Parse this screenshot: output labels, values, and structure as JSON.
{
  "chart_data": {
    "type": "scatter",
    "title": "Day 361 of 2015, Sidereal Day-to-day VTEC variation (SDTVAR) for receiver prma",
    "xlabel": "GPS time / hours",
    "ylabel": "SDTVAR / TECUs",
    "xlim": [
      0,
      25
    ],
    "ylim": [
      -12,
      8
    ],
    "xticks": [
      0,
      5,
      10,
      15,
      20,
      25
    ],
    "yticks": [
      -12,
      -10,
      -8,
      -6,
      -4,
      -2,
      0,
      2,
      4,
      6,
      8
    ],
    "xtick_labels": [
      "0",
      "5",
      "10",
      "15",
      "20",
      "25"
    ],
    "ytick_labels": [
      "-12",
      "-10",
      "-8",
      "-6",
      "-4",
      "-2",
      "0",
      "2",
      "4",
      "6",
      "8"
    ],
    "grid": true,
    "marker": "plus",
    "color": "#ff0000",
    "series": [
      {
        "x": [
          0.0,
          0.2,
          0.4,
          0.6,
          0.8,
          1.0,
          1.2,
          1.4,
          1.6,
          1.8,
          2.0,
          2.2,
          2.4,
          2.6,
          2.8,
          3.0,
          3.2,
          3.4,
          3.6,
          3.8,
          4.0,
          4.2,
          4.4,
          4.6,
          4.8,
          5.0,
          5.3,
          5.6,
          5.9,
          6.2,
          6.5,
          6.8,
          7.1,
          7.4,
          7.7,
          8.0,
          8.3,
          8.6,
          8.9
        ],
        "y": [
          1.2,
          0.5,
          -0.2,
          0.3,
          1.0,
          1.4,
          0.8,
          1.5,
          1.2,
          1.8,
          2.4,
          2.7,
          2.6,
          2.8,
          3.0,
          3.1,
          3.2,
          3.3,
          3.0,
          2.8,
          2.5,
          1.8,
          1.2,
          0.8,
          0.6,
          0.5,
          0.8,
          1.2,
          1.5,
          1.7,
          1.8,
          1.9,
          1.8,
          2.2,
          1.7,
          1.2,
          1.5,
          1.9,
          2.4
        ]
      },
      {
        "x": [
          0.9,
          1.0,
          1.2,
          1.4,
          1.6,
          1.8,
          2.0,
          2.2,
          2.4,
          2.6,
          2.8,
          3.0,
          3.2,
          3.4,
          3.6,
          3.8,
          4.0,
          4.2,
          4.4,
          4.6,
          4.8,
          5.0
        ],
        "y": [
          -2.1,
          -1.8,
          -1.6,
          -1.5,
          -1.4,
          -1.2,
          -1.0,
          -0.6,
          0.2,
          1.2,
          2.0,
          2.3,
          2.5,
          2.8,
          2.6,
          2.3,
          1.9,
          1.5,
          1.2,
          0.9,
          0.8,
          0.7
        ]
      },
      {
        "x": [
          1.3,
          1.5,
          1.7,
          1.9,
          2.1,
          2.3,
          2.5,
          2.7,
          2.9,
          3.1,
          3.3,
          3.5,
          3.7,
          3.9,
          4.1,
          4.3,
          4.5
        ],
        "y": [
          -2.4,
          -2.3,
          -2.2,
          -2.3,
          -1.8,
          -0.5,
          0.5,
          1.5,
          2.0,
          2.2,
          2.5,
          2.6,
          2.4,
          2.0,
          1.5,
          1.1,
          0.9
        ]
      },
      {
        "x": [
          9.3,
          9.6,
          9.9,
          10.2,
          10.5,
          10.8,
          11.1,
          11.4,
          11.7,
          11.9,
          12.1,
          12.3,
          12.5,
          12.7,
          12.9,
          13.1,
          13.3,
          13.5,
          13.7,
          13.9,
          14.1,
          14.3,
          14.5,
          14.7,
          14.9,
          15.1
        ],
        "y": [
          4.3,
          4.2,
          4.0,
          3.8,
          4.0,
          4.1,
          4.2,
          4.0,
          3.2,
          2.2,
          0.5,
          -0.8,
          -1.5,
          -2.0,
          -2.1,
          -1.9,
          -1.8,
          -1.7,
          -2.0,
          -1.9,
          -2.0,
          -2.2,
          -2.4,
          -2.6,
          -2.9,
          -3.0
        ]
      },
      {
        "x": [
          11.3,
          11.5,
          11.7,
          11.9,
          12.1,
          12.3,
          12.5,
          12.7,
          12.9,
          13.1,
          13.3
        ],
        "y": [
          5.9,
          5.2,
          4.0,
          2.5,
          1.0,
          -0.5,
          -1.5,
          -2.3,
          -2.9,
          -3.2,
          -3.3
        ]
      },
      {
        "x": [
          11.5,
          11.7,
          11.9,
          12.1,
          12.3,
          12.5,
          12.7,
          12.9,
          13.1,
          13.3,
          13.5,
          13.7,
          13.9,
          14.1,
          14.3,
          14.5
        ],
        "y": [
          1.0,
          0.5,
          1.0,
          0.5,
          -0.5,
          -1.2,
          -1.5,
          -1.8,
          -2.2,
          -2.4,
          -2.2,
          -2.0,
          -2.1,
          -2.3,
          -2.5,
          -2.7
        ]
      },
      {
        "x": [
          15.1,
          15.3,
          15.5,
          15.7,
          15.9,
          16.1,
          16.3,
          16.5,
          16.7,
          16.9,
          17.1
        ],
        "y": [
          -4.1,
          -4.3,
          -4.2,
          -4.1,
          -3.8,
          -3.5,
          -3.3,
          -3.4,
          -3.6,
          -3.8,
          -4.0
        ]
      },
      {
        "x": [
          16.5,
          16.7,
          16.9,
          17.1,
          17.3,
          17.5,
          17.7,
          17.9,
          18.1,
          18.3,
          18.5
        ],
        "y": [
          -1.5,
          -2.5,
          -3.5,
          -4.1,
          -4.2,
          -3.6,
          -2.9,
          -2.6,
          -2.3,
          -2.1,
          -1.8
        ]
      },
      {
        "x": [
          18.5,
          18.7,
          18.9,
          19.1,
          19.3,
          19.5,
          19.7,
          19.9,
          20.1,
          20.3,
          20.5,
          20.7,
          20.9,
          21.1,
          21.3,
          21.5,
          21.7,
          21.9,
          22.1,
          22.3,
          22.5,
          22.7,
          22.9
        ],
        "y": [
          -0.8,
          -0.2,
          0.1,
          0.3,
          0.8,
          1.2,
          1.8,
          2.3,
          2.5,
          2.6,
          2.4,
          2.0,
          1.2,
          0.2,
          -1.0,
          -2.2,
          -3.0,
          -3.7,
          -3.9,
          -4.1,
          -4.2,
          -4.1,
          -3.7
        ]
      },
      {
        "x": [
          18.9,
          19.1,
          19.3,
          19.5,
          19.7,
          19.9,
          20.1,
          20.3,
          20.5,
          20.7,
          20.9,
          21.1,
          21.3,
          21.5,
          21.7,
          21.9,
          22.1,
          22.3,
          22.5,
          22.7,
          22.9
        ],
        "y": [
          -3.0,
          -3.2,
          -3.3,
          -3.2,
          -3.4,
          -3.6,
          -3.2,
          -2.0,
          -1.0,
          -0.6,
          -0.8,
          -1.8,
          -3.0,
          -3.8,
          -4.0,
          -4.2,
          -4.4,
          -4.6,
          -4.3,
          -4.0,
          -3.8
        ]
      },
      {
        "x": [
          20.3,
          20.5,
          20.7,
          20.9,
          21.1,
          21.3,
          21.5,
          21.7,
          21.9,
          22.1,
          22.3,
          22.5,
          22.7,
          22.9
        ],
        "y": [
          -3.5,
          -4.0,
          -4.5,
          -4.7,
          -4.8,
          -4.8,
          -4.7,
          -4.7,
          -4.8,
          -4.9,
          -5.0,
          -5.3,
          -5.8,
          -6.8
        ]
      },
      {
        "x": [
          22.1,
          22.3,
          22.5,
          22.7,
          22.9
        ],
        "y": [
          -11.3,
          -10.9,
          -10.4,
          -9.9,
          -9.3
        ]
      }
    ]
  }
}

WRITTEN PROBLEM ▸ Copy each line that contains the word "SDTVAR".

FINAL RESULT ▸
    "title": "Day 361 of 2015, Sidereal Day-to-day VTEC variation (SDTVAR) for receiver prma",
    "ylabel": "SDTVAR / TECUs",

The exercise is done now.